Input records:

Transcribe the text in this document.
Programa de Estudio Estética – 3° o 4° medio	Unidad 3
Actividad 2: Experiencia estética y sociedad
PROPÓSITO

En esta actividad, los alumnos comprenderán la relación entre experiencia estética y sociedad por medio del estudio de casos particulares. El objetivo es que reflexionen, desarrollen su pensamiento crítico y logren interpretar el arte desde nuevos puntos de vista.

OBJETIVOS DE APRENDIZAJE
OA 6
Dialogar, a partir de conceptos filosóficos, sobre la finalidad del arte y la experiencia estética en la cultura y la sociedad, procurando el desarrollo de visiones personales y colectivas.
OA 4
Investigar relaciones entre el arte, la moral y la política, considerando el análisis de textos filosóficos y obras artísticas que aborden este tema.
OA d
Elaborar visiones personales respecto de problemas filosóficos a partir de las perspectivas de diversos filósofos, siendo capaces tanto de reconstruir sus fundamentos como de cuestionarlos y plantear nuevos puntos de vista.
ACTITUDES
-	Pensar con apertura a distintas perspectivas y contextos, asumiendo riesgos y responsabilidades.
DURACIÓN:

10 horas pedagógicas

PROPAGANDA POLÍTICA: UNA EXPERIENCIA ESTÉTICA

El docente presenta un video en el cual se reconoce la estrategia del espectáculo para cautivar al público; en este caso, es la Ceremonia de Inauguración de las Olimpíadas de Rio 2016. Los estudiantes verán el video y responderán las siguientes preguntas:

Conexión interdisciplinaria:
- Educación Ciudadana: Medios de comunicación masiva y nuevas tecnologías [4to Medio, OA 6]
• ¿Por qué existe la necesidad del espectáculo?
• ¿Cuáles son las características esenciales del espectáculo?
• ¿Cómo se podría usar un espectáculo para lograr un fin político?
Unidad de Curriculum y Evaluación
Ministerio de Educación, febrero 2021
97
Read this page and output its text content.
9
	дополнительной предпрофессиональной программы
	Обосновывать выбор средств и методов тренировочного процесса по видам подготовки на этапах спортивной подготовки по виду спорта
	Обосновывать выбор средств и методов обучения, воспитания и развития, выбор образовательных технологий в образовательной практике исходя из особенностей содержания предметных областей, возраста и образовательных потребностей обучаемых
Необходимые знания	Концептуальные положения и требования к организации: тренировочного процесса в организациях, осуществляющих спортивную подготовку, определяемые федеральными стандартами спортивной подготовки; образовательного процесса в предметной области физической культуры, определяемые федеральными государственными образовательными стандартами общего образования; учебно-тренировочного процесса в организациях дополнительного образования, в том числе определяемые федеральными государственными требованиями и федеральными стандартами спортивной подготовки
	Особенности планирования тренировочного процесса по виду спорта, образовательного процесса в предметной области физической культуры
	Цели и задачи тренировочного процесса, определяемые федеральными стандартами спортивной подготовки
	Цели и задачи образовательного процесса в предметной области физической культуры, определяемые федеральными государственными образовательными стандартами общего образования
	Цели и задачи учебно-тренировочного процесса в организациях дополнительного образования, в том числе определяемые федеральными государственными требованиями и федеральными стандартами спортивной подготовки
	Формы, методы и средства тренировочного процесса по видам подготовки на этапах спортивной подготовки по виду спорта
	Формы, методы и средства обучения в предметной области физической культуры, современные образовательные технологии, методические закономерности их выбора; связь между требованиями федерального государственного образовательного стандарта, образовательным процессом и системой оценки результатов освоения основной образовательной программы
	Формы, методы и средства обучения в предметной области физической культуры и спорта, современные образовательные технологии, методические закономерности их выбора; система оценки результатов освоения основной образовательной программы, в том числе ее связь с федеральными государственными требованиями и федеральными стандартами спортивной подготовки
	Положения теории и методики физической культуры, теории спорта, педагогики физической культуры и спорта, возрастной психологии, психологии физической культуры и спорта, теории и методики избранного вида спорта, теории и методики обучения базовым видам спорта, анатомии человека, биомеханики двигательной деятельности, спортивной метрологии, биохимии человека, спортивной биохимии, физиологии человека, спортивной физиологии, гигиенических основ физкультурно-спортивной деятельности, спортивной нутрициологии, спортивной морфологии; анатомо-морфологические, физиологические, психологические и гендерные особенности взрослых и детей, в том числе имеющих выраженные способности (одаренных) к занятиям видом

What you are asked to do:
Write out the full listing exactly as given.

Exercise response:
Transcribe the text in this document.
Programa de Estudio Estética – 3° o 4° medio	Unidad 3
Actividad 2: Experiencia estética y sociedad
PROPÓSITO

En esta actividad, los alumnos comprenderán la relación entre experiencia estética y sociedad por medio del estudio de casos particulares. El objetivo es que reflexionen, desarrollen su pensamiento crítico y logren interpretar el arte desde nuevos puntos de vista.

OBJETIVOS DE APRENDIZAJE
OA 6
Dialogar, a partir de conceptos filosóficos, sobre la finalidad del arte y la experiencia estética en la cultura y la sociedad, procurando el desarrollo de visiones personales y colectivas.
OA 4
Investigar relaciones entre el arte, la moral y la política, considerando el análisis de textos filosóficos y obras artísticas que aborden este tema.
OA d
Elaborar visiones personales respecto de problemas filosóficos a partir de las perspectivas de diversos filósofos, siendo capaces tanto de reconstruir sus fundamentos como de cuestionarlos y plantear nuevos puntos de vista.
ACTITUDES
-	Pensar con apertura a distintas perspectivas y contextos, asumiendo riesgos y responsabilidades.
DURACIÓN:

10 horas pedagógicas

PROPAGANDA POLÍTICA: UNA EXPERIENCIA ESTÉTICA

El docente presenta un video en el cual se reconoce la estrategia del espectáculo para cautivar al público; en este caso, es la Ceremonia de Inauguración de las Olimpíadas de Rio 2016. Los estudiantes verán el video y responderán las siguientes preguntas:

Conexión interdisciplinaria:
- Educación Ciudadana: Medios de comunicación masiva y nuevas tecnologías [4to Medio, OA 6]
• ¿Por qué existe la necesidad del espectáculo?
• ¿Cuáles son las características esenciales del espectáculo?
• ¿Cómo se podría usar un espectáculo para lograr un fin político?
Unidad de Curriculum y Evaluación
Ministerio de Educación, febrero 2021
97
Read this page and output its text content.
9
	дополнительной предпрофессиональной программы
	Обосновывать выбор средств и методов тренировочного процесса по видам подготовки на этапах спортивной подготовки по виду спорта
	Обосновывать выбор средств и методов обучения, воспитания и развития, выбор образовательных технологий в образовательной практике исходя из особенностей содержания предметных областей, возраста и образовательных потребностей обучаемых
Необходимые знания	Концептуальные положения и требования к организации: тренировочного процесса в организациях, осуществляющих спортивную подготовку, определяемые федеральными стандартами спортивной подготовки; образовательного процесса в предметной области физической культуры, определяемые федеральными государственными образовательными стандартами общего образования; учебно-тренировочного процесса в организациях дополнительного образования, в том числе определяемые федеральными государственными требованиями и федеральными стандартами спортивной подготовки
	Особенности планирования тренировочного процесса по виду спорта, образовательного процесса в предметной области физической культуры
	Цели и задачи тренировочного процесса, определяемые федеральными стандартами спортивной подготовки
	Цели и задачи образовательного процесса в предметной области физической культуры, определяемые федеральными государственными образовательными стандартами общего образования
	Цели и задачи учебно-тренировочного процесса в организациях дополнительного образования, в том числе определяемые федеральными государственными требованиями и федеральными стандартами спортивной подготовки
	Формы, методы и средства тренировочного процесса по видам подготовки на этапах спортивной подготовки по виду спорта
	Формы, методы и средства обучения в предметной области физической культуры, современные образовательные технологии, методические закономерности их выбора; связь между требованиями федерального государственного образовательного стандарта, образовательным процессом и системой оценки результатов освоения основной образовательной программы
	Формы, методы и средства обучения в предметной области физической культуры и спорта, современные образовательные технологии, методические закономерности их выбора; система оценки результатов освоения основной образовательной программы, в том числе ее связь с федеральными государственными требованиями и федеральными стандартами спортивной подготовки
	Положения теории и методики физической культуры, теории спорта, педагогики физической культуры и спорта, возрастной психологии, психологии физической культуры и спорта, теории и методики избранного вида спорта, теории и методики обучения базовым видам спорта, анатомии человека, биомеханики двигательной деятельности, спортивной метрологии, биохимии человека, спортивной биохимии, физиологии человека, спортивной физиологии, гигиенических основ физкультурно-спортивной деятельности, спортивной нутрициологии, спортивной морфологии; анатомо-морфологические, физиологические, психологические и гендерные особенности взрослых и детей, в том числе имеющих выраженные способности (одаренных) к занятиям видом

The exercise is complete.